What to do:
List each line of the data in which the string "JSON" appears.

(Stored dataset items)
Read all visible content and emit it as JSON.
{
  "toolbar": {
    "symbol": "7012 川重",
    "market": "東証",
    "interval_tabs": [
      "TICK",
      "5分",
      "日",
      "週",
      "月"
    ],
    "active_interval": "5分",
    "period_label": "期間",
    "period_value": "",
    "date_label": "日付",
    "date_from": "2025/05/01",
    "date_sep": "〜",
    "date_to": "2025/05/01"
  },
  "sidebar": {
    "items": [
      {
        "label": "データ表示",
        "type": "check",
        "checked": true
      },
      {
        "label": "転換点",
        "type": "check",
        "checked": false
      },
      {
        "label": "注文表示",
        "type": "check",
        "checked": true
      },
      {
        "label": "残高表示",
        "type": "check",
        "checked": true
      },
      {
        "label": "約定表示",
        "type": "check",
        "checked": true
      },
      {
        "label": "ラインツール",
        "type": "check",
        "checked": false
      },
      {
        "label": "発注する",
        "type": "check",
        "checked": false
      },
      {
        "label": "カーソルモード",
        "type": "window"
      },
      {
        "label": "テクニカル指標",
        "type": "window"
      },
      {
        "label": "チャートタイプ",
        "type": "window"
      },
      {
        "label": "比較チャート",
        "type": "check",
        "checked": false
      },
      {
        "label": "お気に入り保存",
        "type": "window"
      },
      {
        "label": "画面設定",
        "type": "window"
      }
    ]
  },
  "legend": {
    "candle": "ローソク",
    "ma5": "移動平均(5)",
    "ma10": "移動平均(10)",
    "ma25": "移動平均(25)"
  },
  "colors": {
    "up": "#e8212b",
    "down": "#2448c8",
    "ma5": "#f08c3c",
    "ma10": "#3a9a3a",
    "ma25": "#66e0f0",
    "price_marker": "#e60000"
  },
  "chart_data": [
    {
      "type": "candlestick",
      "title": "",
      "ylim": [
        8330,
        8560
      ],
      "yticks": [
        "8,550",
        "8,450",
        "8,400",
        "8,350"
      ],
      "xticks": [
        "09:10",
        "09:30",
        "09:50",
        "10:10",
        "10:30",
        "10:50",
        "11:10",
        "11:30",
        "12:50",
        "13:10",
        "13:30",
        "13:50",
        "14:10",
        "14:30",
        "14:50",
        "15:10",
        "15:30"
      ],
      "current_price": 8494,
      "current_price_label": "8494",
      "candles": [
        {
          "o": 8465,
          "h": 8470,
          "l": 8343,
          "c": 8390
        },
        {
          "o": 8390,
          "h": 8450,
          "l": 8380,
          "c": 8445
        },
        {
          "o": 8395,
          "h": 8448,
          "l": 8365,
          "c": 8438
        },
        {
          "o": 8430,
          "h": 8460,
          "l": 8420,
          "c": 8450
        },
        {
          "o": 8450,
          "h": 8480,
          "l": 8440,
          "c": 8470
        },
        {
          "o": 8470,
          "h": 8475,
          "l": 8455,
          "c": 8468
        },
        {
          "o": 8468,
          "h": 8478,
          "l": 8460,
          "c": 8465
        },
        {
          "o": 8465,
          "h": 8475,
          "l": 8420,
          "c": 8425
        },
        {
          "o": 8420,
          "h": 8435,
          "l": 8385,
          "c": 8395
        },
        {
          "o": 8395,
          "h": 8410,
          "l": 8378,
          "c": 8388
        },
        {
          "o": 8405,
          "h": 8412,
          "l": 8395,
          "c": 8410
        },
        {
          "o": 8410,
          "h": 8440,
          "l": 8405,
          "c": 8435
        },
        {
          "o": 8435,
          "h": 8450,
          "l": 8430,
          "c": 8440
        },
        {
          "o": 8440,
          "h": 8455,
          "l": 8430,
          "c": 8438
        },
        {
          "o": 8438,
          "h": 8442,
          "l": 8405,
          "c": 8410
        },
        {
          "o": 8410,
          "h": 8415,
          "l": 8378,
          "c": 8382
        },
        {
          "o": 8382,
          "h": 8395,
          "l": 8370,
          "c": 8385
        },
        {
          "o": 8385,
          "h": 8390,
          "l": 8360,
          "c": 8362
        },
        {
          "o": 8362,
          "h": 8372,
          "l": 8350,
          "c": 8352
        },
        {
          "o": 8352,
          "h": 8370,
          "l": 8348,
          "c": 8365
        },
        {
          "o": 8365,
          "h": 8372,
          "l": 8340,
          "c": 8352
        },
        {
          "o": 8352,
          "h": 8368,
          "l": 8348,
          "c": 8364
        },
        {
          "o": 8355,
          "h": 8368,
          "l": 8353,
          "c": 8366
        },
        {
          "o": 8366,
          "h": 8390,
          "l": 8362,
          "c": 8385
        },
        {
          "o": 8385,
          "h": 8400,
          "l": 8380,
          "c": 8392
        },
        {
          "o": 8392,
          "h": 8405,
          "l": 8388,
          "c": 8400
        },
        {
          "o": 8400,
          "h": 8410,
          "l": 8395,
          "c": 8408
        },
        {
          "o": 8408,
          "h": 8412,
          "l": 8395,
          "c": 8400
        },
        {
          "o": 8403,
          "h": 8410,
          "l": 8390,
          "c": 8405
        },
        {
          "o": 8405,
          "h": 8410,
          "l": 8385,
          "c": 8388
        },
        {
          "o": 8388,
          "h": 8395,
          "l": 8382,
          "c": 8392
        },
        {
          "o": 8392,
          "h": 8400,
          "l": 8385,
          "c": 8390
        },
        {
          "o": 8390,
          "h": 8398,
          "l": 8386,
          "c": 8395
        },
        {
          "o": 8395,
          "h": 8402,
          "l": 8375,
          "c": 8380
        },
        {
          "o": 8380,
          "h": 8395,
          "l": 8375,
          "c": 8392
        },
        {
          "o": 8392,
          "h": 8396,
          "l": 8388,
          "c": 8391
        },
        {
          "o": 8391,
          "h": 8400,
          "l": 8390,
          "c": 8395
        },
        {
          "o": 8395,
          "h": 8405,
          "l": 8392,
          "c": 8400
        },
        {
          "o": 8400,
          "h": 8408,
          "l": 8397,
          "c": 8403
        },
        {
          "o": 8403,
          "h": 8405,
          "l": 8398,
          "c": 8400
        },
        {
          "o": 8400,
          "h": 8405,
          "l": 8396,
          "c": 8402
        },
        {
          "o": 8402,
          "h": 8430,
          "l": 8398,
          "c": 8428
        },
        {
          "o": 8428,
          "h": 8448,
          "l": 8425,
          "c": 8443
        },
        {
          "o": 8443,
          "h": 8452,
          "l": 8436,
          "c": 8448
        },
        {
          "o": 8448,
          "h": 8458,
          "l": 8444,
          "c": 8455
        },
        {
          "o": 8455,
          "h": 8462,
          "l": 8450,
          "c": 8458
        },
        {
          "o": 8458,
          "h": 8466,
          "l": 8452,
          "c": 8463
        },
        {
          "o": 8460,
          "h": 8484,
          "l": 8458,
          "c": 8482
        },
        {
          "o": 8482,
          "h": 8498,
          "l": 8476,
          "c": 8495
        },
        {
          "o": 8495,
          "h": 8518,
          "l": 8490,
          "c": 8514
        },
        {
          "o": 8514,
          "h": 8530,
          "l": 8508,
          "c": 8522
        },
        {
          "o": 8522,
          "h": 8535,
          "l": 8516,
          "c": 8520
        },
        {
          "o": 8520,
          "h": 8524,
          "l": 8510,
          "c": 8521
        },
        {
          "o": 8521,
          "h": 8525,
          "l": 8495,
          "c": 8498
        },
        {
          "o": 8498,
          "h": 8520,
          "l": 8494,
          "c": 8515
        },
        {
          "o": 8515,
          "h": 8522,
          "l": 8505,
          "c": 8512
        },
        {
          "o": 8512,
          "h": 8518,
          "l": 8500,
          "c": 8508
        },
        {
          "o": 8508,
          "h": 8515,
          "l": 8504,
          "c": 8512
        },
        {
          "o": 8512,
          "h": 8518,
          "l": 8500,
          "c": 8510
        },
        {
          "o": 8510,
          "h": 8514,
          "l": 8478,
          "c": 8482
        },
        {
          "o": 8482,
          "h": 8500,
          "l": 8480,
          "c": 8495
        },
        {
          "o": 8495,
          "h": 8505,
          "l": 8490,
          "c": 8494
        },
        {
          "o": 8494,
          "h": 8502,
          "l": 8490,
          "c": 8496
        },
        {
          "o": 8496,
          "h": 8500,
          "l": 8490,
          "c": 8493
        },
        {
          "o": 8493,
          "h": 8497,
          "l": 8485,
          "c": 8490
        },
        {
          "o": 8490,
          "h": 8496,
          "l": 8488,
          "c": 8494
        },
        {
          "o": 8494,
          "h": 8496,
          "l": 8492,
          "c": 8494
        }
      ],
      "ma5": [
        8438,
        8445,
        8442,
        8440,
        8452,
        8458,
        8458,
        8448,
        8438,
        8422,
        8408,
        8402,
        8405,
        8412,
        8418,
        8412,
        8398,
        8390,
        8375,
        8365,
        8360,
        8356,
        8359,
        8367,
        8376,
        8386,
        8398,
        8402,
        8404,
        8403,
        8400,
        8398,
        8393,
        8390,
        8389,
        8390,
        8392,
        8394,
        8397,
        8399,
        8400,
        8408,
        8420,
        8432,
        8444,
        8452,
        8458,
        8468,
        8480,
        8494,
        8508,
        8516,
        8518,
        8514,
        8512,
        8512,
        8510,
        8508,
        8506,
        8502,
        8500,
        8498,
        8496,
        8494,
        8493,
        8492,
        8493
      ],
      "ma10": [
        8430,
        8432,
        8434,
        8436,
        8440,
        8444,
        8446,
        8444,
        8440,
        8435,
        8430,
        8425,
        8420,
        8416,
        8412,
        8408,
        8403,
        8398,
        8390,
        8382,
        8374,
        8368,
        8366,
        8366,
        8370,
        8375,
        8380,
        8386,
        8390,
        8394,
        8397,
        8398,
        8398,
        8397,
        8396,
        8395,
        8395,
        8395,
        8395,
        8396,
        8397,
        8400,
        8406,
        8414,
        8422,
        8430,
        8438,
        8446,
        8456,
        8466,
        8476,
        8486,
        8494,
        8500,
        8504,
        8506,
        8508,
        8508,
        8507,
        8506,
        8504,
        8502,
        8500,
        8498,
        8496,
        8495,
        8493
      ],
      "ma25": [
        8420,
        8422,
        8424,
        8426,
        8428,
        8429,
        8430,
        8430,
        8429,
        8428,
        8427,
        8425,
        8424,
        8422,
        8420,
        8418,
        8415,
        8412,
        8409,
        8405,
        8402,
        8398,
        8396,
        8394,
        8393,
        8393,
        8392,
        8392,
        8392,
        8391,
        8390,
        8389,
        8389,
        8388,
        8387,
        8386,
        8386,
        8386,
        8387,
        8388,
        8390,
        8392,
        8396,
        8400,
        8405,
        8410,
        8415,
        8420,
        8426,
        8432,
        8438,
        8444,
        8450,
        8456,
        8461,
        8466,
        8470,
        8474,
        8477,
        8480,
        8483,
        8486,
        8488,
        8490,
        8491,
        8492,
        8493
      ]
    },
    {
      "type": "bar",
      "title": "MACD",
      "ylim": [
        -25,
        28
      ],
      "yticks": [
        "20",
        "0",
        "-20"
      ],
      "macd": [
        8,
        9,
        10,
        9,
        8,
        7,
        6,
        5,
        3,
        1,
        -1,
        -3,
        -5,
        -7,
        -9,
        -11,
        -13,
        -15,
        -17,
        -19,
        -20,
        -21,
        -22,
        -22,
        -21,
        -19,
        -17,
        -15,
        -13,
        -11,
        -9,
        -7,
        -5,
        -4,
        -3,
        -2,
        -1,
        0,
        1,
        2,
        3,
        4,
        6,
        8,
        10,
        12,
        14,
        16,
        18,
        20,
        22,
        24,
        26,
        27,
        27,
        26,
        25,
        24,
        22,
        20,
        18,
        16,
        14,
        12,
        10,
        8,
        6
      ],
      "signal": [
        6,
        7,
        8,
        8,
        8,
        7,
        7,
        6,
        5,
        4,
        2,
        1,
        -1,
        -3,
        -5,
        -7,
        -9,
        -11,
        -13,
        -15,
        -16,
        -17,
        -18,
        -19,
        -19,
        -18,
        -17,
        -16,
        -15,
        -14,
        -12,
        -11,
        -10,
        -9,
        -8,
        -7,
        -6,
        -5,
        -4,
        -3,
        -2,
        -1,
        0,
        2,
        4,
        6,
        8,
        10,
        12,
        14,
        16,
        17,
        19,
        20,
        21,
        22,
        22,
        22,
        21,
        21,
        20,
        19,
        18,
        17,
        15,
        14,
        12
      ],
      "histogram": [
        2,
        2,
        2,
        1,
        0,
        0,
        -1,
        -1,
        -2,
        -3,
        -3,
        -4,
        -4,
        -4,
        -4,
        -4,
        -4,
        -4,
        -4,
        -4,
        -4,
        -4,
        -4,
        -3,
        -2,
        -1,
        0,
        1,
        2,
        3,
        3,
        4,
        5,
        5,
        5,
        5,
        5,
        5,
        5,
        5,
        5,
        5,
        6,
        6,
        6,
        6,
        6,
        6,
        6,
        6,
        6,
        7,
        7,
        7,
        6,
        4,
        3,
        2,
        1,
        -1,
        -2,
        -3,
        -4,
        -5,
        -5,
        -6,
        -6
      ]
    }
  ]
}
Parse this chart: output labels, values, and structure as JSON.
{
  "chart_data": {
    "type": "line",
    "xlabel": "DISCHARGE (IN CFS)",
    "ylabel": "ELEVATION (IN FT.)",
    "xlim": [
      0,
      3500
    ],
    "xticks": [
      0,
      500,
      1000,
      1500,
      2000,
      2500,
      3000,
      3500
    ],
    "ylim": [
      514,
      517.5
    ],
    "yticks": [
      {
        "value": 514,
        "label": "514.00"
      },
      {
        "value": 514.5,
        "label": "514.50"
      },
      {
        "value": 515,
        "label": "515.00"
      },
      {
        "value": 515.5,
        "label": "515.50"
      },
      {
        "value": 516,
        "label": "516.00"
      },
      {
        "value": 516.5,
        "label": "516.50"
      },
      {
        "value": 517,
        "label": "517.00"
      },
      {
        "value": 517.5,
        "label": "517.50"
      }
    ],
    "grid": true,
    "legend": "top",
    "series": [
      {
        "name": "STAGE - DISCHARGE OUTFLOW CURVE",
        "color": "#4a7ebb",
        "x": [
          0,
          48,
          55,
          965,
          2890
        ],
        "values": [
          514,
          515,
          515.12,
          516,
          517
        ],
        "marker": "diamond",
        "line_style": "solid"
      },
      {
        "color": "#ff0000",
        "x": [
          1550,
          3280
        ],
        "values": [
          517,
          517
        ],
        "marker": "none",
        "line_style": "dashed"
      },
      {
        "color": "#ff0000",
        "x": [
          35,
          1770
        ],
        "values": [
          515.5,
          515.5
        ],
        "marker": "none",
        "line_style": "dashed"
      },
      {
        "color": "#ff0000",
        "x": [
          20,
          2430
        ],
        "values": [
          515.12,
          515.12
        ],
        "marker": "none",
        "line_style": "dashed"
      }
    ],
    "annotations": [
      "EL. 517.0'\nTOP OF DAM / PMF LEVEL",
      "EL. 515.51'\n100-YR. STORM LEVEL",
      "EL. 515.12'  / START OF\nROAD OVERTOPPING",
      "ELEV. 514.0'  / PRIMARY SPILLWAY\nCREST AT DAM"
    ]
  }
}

Solution for this exercise:
Read all visible content and emit it as JSON.
Parse this chart: output labels, values, and structure as JSON.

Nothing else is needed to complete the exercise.